Requirement » Gather, from the data below, each line in which the word "ylabel" occurs.

'''

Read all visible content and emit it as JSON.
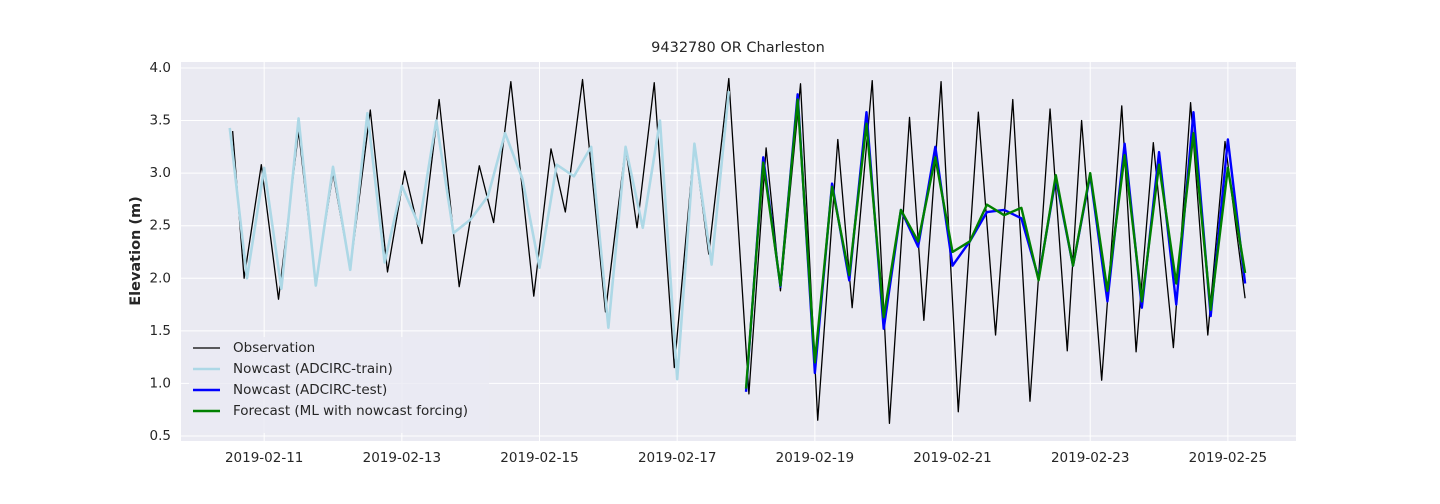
{
  "chart_data": {
    "type": "line",
    "title": "9432780 OR Charleston",
    "y_label": "Elevation (m)",
    "xlim": [
      "2019-02-09 19:00",
      "2019-02-25 23:45"
    ],
    "ylim": [
      0.452,
      4.057
    ],
    "xticks": [
      "2019-02-11",
      "2019-02-13",
      "2019-02-15",
      "2019-02-17",
      "2019-02-19",
      "2019-02-21",
      "2019-02-23",
      "2019-02-25"
    ],
    "yticks": [
      0.5,
      {
        "value": 1.0,
        "label": "1.0"
      },
      1.5,
      {
        "value": 2.0,
        "label": "2.0"
      },
      2.5,
      {
        "value": 3.0,
        "label": "3.0"
      },
      3.5,
      {
        "value": 4.0,
        "label": "4.0"
      }
    ],
    "grid": true,
    "legend_position": "lower left",
    "series": [
      {
        "name": "Observation",
        "color": "#000000",
        "width": 1.3,
        "x": [
          "2019-02-10 13:00",
          "2019-02-10 17:00",
          "2019-02-10 23:00",
          "2019-02-11 05:00",
          "2019-02-11 12:00",
          "2019-02-11 18:00",
          "2019-02-12 00:00",
          "2019-02-12 06:00",
          "2019-02-12 13:00",
          "2019-02-12 19:00",
          "2019-02-13 01:00",
          "2019-02-13 07:00",
          "2019-02-13 13:00",
          "2019-02-13 20:00",
          "2019-02-14 03:00",
          "2019-02-14 08:00",
          "2019-02-14 14:00",
          "2019-02-14 22:00",
          "2019-02-15 04:00",
          "2019-02-15 09:00",
          "2019-02-15 15:00",
          "2019-02-15 23:00",
          "2019-02-16 06:00",
          "2019-02-16 10:00",
          "2019-02-16 16:00",
          "2019-02-16 23:00",
          "2019-02-17 06:00",
          "2019-02-17 11:00",
          "2019-02-17 18:00",
          "2019-02-18 01:00",
          "2019-02-18 07:00",
          "2019-02-18 12:00",
          "2019-02-18 19:00",
          "2019-02-19 01:00",
          "2019-02-19 08:00",
          "2019-02-19 13:00",
          "2019-02-19 20:00",
          "2019-02-20 02:00",
          "2019-02-20 09:00",
          "2019-02-20 14:00",
          "2019-02-20 20:00",
          "2019-02-21 02:00",
          "2019-02-21 09:00",
          "2019-02-21 15:00",
          "2019-02-21 21:00",
          "2019-02-22 03:00",
          "2019-02-22 10:00",
          "2019-02-22 16:00",
          "2019-02-22 21:00",
          "2019-02-23 04:00",
          "2019-02-23 11:00",
          "2019-02-23 16:00",
          "2019-02-23 22:00",
          "2019-02-24 05:00",
          "2019-02-24 11:00",
          "2019-02-24 17:00",
          "2019-02-24 23:00",
          "2019-02-25 06:00"
        ],
        "values": [
          3.4,
          2.0,
          3.08,
          1.8,
          3.4,
          1.95,
          3.0,
          2.08,
          3.6,
          2.06,
          3.02,
          2.33,
          3.7,
          1.92,
          3.07,
          2.53,
          3.87,
          1.83,
          3.23,
          2.63,
          3.89,
          1.68,
          3.25,
          2.48,
          3.86,
          1.15,
          3.28,
          2.23,
          3.9,
          0.9,
          3.24,
          1.88,
          3.85,
          0.65,
          3.32,
          1.72,
          3.88,
          0.62,
          3.53,
          1.6,
          3.87,
          0.73,
          3.58,
          1.46,
          3.7,
          0.83,
          3.61,
          1.31,
          3.5,
          1.03,
          3.64,
          1.3,
          3.29,
          1.34,
          3.67,
          1.46,
          3.3,
          1.81
        ]
      },
      {
        "name": "Nowcast (ADCIRC-train)",
        "color": "#add8e6",
        "width": 2.6,
        "x": [
          "2019-02-10 12:00",
          "2019-02-10 18:00",
          "2019-02-11 00:00",
          "2019-02-11 06:00",
          "2019-02-11 12:00",
          "2019-02-11 18:00",
          "2019-02-12 00:00",
          "2019-02-12 06:00",
          "2019-02-12 12:00",
          "2019-02-12 18:00",
          "2019-02-13 00:00",
          "2019-02-13 06:00",
          "2019-02-13 12:00",
          "2019-02-13 18:00",
          "2019-02-14 00:00",
          "2019-02-14 06:00",
          "2019-02-14 12:00",
          "2019-02-14 18:00",
          "2019-02-15 00:00",
          "2019-02-15 06:00",
          "2019-02-15 12:00",
          "2019-02-15 18:00",
          "2019-02-16 00:00",
          "2019-02-16 06:00",
          "2019-02-16 12:00",
          "2019-02-16 18:00",
          "2019-02-17 00:00",
          "2019-02-17 06:00",
          "2019-02-17 12:00",
          "2019-02-17 18:00"
        ],
        "values": [
          3.43,
          2.0,
          3.05,
          1.9,
          3.52,
          1.93,
          3.06,
          2.08,
          3.57,
          2.15,
          2.88,
          2.5,
          3.5,
          2.43,
          2.56,
          2.78,
          3.38,
          2.95,
          2.1,
          3.08,
          2.97,
          3.25,
          1.53,
          3.25,
          2.48,
          3.5,
          1.04,
          3.28,
          2.13,
          3.78
        ]
      },
      {
        "name": "Nowcast (ADCIRC-test)",
        "color": "#0000ff",
        "width": 2.4,
        "x": [
          "2019-02-18 00:00",
          "2019-02-18 06:00",
          "2019-02-18 12:00",
          "2019-02-18 18:00",
          "2019-02-19 00:00",
          "2019-02-19 06:00",
          "2019-02-19 12:00",
          "2019-02-19 18:00",
          "2019-02-20 00:00",
          "2019-02-20 06:00",
          "2019-02-20 12:00",
          "2019-02-20 18:00",
          "2019-02-21 00:00",
          "2019-02-21 06:00",
          "2019-02-21 12:00",
          "2019-02-21 18:00",
          "2019-02-22 00:00",
          "2019-02-22 06:00",
          "2019-02-22 12:00",
          "2019-02-22 18:00",
          "2019-02-23 00:00",
          "2019-02-23 06:00",
          "2019-02-23 12:00",
          "2019-02-23 18:00",
          "2019-02-24 00:00",
          "2019-02-24 06:00",
          "2019-02-24 12:00",
          "2019-02-24 18:00",
          "2019-02-25 00:00",
          "2019-02-25 06:00"
        ],
        "values": [
          0.92,
          3.15,
          1.92,
          3.75,
          1.1,
          2.9,
          1.98,
          3.58,
          1.52,
          2.65,
          2.3,
          3.25,
          2.12,
          2.35,
          2.63,
          2.65,
          2.57,
          2.0,
          2.95,
          2.12,
          2.98,
          1.78,
          3.28,
          1.72,
          3.2,
          1.75,
          3.58,
          1.64,
          3.32,
          1.95
        ]
      },
      {
        "name": "Forecast (ML with nowcast forcing)",
        "color": "#008000",
        "width": 2.4,
        "x": [
          "2019-02-18 00:00",
          "2019-02-18 06:00",
          "2019-02-18 12:00",
          "2019-02-18 18:00",
          "2019-02-19 00:00",
          "2019-02-19 06:00",
          "2019-02-19 12:00",
          "2019-02-19 18:00",
          "2019-02-20 00:00",
          "2019-02-20 06:00",
          "2019-02-20 12:00",
          "2019-02-20 18:00",
          "2019-02-21 00:00",
          "2019-02-21 06:00",
          "2019-02-21 12:00",
          "2019-02-21 18:00",
          "2019-02-22 00:00",
          "2019-02-22 06:00",
          "2019-02-22 12:00",
          "2019-02-22 18:00",
          "2019-02-23 00:00",
          "2019-02-23 06:00",
          "2019-02-23 12:00",
          "2019-02-23 18:00",
          "2019-02-24 00:00",
          "2019-02-24 06:00",
          "2019-02-24 12:00",
          "2019-02-24 18:00",
          "2019-02-25 00:00",
          "2019-02-25 06:00"
        ],
        "values": [
          0.95,
          3.1,
          1.93,
          3.7,
          1.2,
          2.87,
          2.03,
          3.47,
          1.63,
          2.65,
          2.35,
          3.15,
          2.25,
          2.35,
          2.7,
          2.6,
          2.67,
          1.98,
          2.98,
          2.12,
          3.0,
          1.88,
          3.17,
          1.78,
          3.08,
          1.95,
          3.38,
          1.7,
          3.05,
          2.05
        ]
      }
    ]
  }
}
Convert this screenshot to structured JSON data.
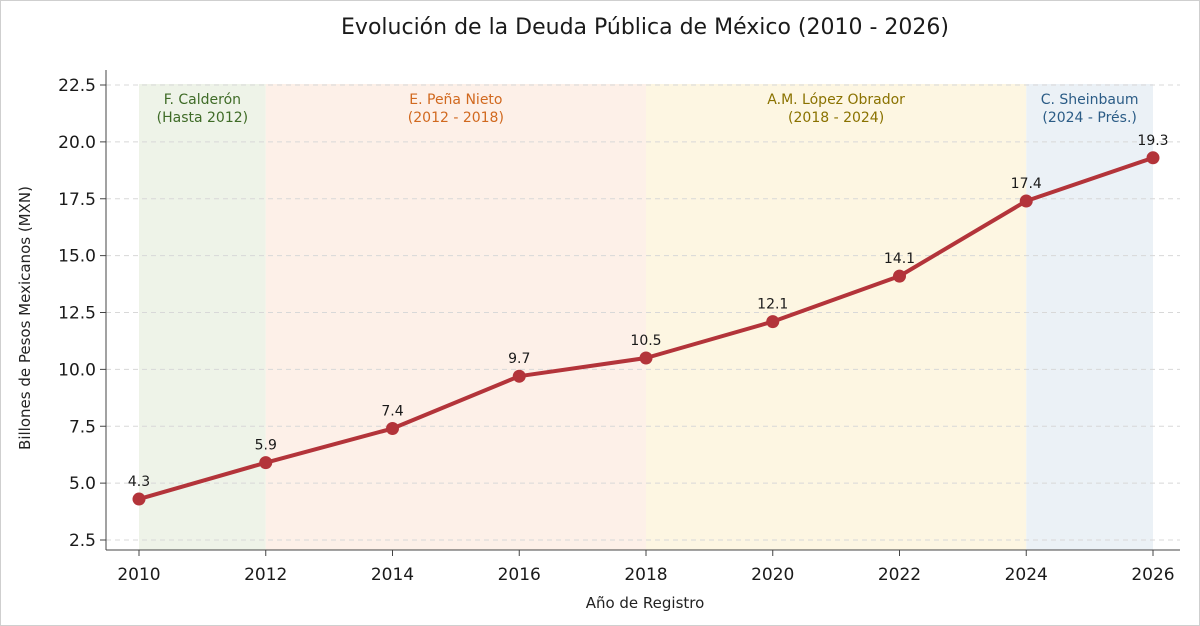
{
  "chart_data": {
    "type": "line",
    "title": "Evolución de la Deuda Pública de México (2010 - 2026)",
    "xlabel": "Año de Registro",
    "ylabel": "Billones de Pesos Mexicanos (MXN)",
    "xlim": [
      2010,
      2026
    ],
    "ylim": [
      2.5,
      22.5
    ],
    "xticks": [
      2010,
      2012,
      2014,
      2016,
      2018,
      2020,
      2022,
      2024,
      2026
    ],
    "yticks": [
      2.5,
      5.0,
      7.5,
      10.0,
      12.5,
      15.0,
      17.5,
      20.0,
      22.5
    ],
    "ytick_labels": [
      "2.5",
      "5.0",
      "7.5",
      "10.0",
      "12.5",
      "15.0",
      "17.5",
      "20.0",
      "22.5"
    ],
    "grid": "horizontal dashed",
    "series": [
      {
        "x": [
          2010,
          2012,
          2014,
          2016,
          2018,
          2020,
          2022,
          2024,
          2026
        ],
        "y": [
          4.3,
          5.9,
          7.4,
          9.7,
          10.5,
          12.1,
          14.1,
          17.4,
          19.3
        ],
        "labels": [
          "4.3",
          "5.9",
          "7.4",
          "9.7",
          "10.5",
          "12.1",
          "14.1",
          "17.4",
          "19.3"
        ],
        "color": "#b3343a"
      }
    ],
    "periods": [
      {
        "from": 2010,
        "to": 2012,
        "line1": "F. Calderón",
        "line2": "(Hasta 2012)",
        "fill": "#eef3e8",
        "text_color": "#3f6b27"
      },
      {
        "from": 2012,
        "to": 2018,
        "line1": "E. Peña Nieto",
        "line2": "(2012 - 2018)",
        "fill": "#fdf0e8",
        "text_color": "#d1691f"
      },
      {
        "from": 2018,
        "to": 2024,
        "line1": "A.M. López Obrador",
        "line2": "(2018 - 2024)",
        "fill": "#fdf6e2",
        "text_color": "#8a7200"
      },
      {
        "from": 2024,
        "to": 2026,
        "line1": "C. Sheinbaum",
        "line2": "(2024 - Prés.)",
        "fill": "#ebf1f6",
        "text_color": "#2b5c86"
      }
    ]
  }
}
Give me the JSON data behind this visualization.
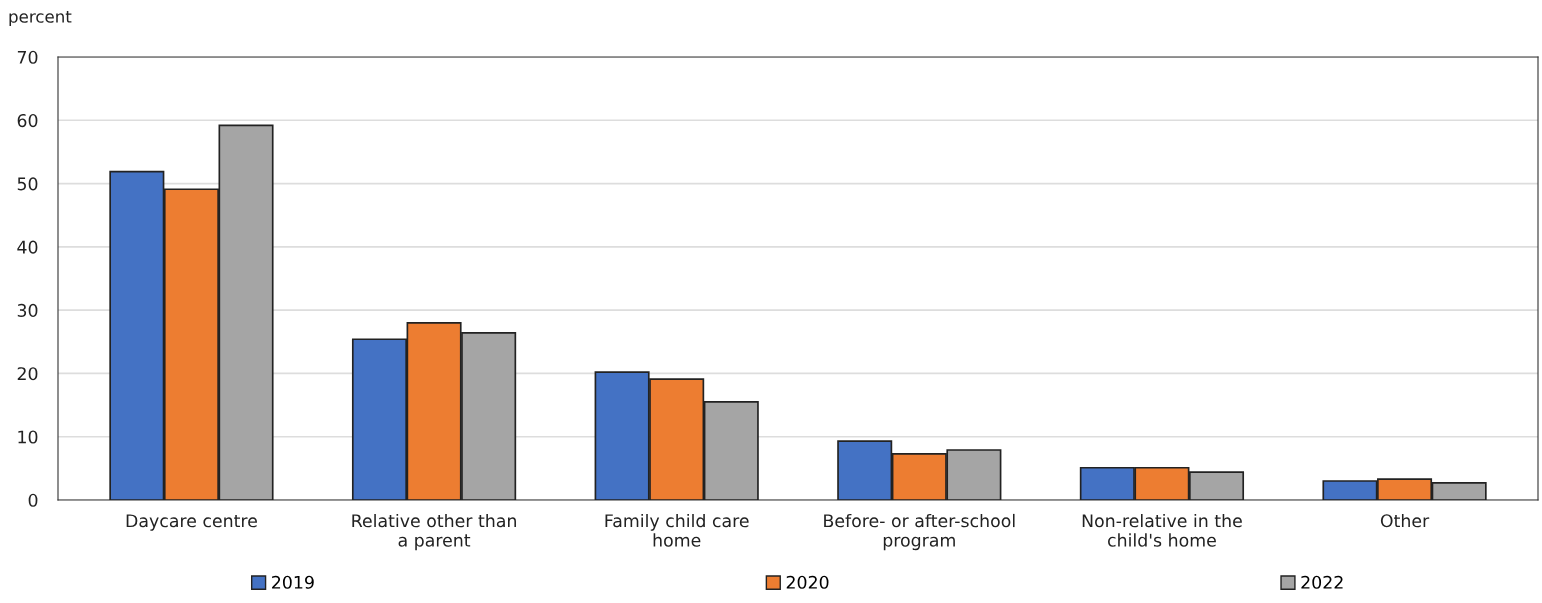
{
  "chart_data": {
    "type": "bar",
    "ylabel": "percent",
    "categories": [
      "Daycare centre",
      "Relative other than\na parent",
      "Family child care\nhome",
      "Before- or after-school\nprogram",
      "Non-relative in the\nchild's home",
      "Other"
    ],
    "series": [
      {
        "name": "2019",
        "color": "#4472c4",
        "values": [
          51.9,
          25.4,
          20.2,
          9.3,
          5.1,
          3.0
        ]
      },
      {
        "name": "2020",
        "color": "#ed7d31",
        "values": [
          49.1,
          28.0,
          19.1,
          7.3,
          5.1,
          3.3
        ]
      },
      {
        "name": "2022",
        "color": "#a5a5a5",
        "values": [
          59.2,
          26.4,
          15.5,
          7.9,
          4.4,
          2.7
        ]
      }
    ],
    "ylim": [
      0,
      70
    ],
    "yticks": [
      0,
      10,
      20,
      30,
      40,
      50,
      60,
      70
    ],
    "grid": "y",
    "legend": "bottom"
  }
}
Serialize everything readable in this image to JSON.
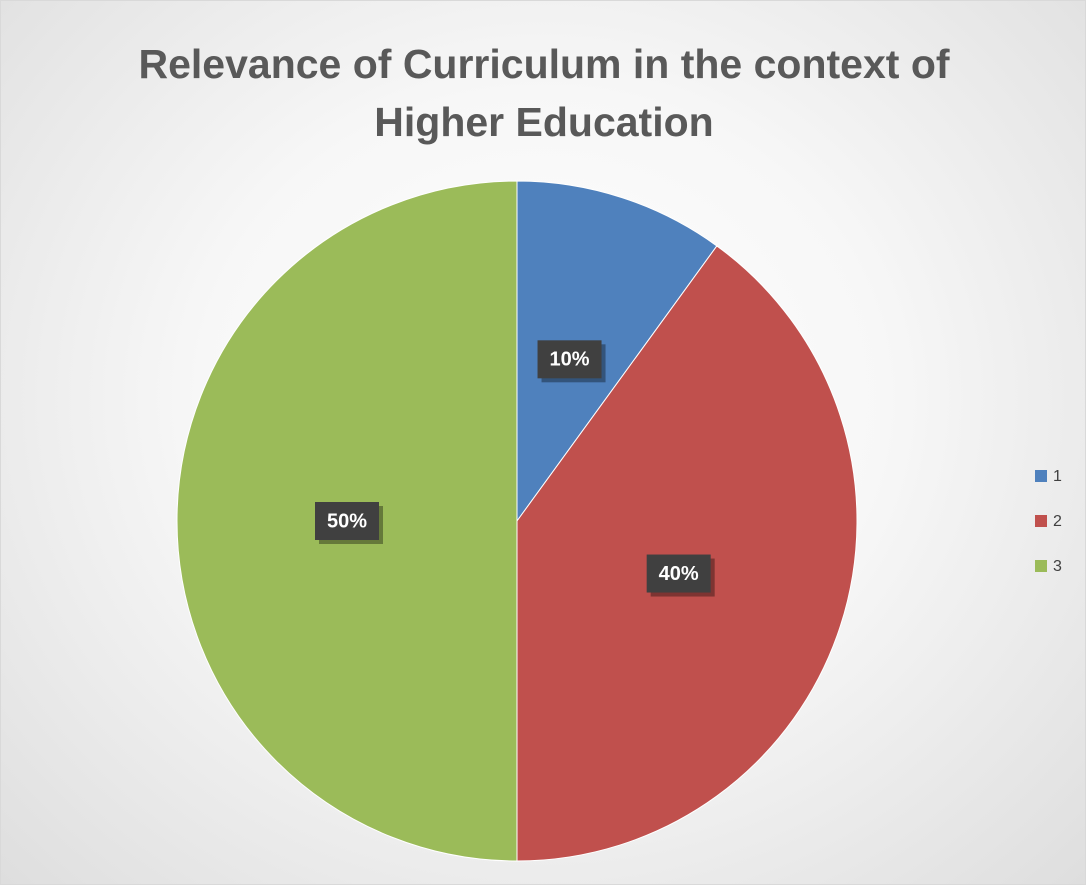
{
  "chart_data": {
    "type": "pie",
    "title": "Relevance of Curriculum in the context of Higher Education",
    "categories": [
      "1",
      "2",
      "3"
    ],
    "values": [
      10,
      40,
      50
    ],
    "value_labels": [
      "10%",
      "40%",
      "50%"
    ],
    "colors": [
      "#4f81bd",
      "#c0504d",
      "#9bbb59"
    ],
    "legend": "right"
  }
}
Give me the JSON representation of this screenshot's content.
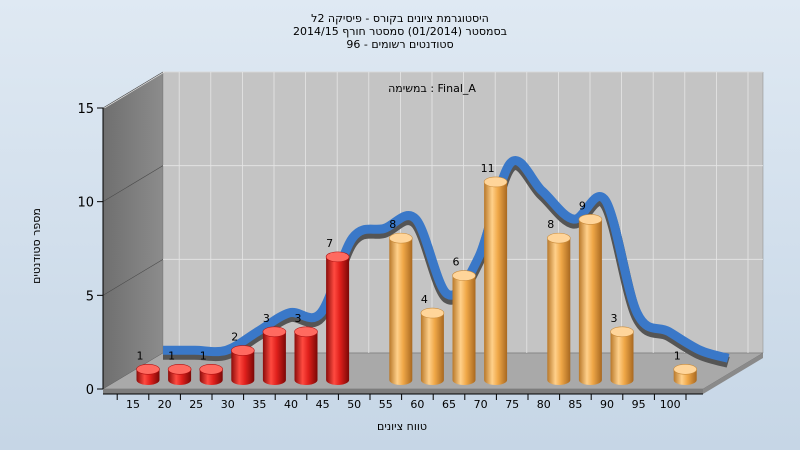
{
  "chart_data": {
    "type": "bar",
    "title_lines": [
      "היסטוגרמת ציונים בקורס - פיסיקה 2ל",
      "בסמסטר  (01/2014)  סמסטר חורף 2014/15",
      "סטודנטים רשומים - 96"
    ],
    "subtitle": "במשימה : Final_A",
    "xlabel": "טווח ציונים",
    "ylabel": "מספר סטודנטים",
    "ylim": [
      0,
      15
    ],
    "yticks": [
      0,
      5,
      10,
      15
    ],
    "categories": [
      "15",
      "20",
      "25",
      "30",
      "35",
      "40",
      "45",
      "50",
      "55",
      "60",
      "65",
      "70",
      "75",
      "80",
      "85",
      "90",
      "95",
      "100"
    ],
    "values": [
      1,
      1,
      1,
      2,
      3,
      3,
      7,
      null,
      8,
      4,
      6,
      11,
      null,
      8,
      9,
      3,
      null,
      1
    ],
    "bar_colors": {
      "low": "#e0201c",
      "high": "#f0a848",
      "threshold": 50
    },
    "smooth_curve": {
      "color_front": "#3a78c8",
      "color_back": "#555555"
    },
    "grid": true,
    "legend": "none"
  }
}
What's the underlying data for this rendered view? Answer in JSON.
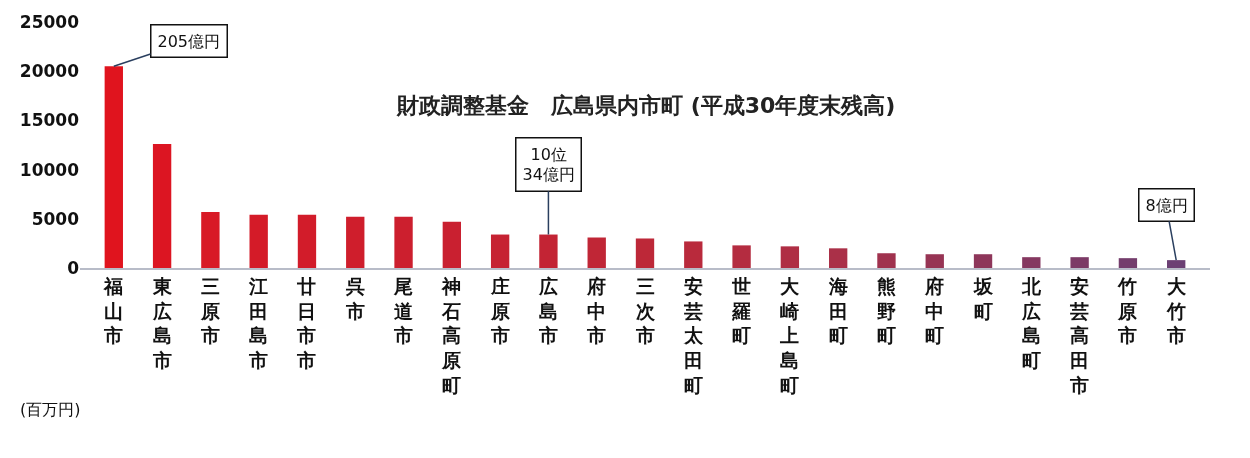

'''

Task response »
    "ylabel": "Billones de Pesos Mexicanos (MXN)",
    "ylabel": "percent",
    "ylabel": "מספר סטודנטים",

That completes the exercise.